━━ Extracted entries
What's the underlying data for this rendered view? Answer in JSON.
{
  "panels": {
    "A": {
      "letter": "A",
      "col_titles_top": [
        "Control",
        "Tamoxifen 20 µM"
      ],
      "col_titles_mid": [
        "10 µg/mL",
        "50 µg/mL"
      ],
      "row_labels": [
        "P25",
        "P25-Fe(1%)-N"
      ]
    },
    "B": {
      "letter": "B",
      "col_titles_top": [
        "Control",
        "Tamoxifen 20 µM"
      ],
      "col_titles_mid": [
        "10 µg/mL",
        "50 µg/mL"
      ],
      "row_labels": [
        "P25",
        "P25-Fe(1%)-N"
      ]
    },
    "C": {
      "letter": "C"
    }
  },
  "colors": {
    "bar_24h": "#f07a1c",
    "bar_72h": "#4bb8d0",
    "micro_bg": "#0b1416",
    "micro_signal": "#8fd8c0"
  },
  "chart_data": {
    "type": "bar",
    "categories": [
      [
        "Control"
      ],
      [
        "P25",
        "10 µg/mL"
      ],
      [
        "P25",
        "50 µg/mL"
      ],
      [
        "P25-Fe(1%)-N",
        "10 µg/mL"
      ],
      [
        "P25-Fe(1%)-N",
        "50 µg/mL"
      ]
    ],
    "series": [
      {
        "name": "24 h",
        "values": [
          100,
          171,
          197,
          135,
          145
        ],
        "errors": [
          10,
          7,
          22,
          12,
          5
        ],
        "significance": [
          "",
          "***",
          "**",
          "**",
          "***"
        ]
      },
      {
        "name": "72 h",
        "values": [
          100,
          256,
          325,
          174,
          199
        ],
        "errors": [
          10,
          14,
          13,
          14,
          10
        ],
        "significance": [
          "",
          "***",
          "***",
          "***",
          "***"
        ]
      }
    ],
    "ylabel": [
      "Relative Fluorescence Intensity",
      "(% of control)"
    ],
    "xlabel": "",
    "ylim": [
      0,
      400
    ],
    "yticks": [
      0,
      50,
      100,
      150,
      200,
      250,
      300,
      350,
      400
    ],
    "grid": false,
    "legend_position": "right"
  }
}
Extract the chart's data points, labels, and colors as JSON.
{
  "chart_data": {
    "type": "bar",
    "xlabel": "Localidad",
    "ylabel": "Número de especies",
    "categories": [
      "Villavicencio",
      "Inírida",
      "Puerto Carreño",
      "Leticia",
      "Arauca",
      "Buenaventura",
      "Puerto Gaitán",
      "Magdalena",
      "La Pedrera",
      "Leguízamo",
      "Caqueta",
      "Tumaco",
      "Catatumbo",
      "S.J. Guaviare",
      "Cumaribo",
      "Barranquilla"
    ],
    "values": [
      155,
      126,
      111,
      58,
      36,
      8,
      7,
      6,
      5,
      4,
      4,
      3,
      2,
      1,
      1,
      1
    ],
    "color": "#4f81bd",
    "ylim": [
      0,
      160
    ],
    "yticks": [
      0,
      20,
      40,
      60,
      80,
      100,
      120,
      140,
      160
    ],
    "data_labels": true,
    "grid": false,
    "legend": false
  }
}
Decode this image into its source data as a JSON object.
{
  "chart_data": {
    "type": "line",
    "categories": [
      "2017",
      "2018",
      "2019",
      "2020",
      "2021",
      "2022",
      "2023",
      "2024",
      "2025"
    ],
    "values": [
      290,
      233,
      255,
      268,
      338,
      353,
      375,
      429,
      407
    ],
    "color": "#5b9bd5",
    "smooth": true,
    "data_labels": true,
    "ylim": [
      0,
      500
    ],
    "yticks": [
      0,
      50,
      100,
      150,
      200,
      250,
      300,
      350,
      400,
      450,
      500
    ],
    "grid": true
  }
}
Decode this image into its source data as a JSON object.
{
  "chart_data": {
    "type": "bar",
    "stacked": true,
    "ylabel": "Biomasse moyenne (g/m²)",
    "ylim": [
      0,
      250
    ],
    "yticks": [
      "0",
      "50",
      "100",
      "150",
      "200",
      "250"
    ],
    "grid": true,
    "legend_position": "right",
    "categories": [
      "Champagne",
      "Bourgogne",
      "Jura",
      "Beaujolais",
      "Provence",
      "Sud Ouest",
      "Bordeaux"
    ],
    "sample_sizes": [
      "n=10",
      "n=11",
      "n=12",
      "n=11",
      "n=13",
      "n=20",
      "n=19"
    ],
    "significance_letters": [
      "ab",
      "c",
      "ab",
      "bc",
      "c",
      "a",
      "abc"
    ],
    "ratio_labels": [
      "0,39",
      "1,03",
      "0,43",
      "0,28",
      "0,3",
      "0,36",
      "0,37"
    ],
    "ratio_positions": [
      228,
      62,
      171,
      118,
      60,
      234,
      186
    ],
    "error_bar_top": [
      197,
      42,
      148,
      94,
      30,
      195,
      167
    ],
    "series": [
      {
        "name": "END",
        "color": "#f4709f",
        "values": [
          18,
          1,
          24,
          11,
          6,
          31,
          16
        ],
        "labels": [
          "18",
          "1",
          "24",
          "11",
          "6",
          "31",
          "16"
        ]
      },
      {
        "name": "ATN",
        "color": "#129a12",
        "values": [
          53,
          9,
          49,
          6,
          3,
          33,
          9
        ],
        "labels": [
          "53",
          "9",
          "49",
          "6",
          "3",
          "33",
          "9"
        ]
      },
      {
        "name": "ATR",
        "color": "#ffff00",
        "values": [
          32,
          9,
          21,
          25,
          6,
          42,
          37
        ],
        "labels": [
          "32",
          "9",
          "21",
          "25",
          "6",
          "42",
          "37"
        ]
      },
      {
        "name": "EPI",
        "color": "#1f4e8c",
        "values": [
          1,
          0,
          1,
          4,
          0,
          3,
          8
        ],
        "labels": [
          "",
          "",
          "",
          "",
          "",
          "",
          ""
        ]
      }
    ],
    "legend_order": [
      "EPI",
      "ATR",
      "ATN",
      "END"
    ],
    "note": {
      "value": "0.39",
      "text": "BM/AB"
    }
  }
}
━━━━
● **Written request**
Extract every line containing the string "JSON" from the data above.

● **Reply**
What's the underlying data for this rendered view? Answer in JSON.
Extract the chart's data points, labels, and colors as JSON.
Decode this image into its source data as a JSON object.
Decode this image into its source data as a JSON object.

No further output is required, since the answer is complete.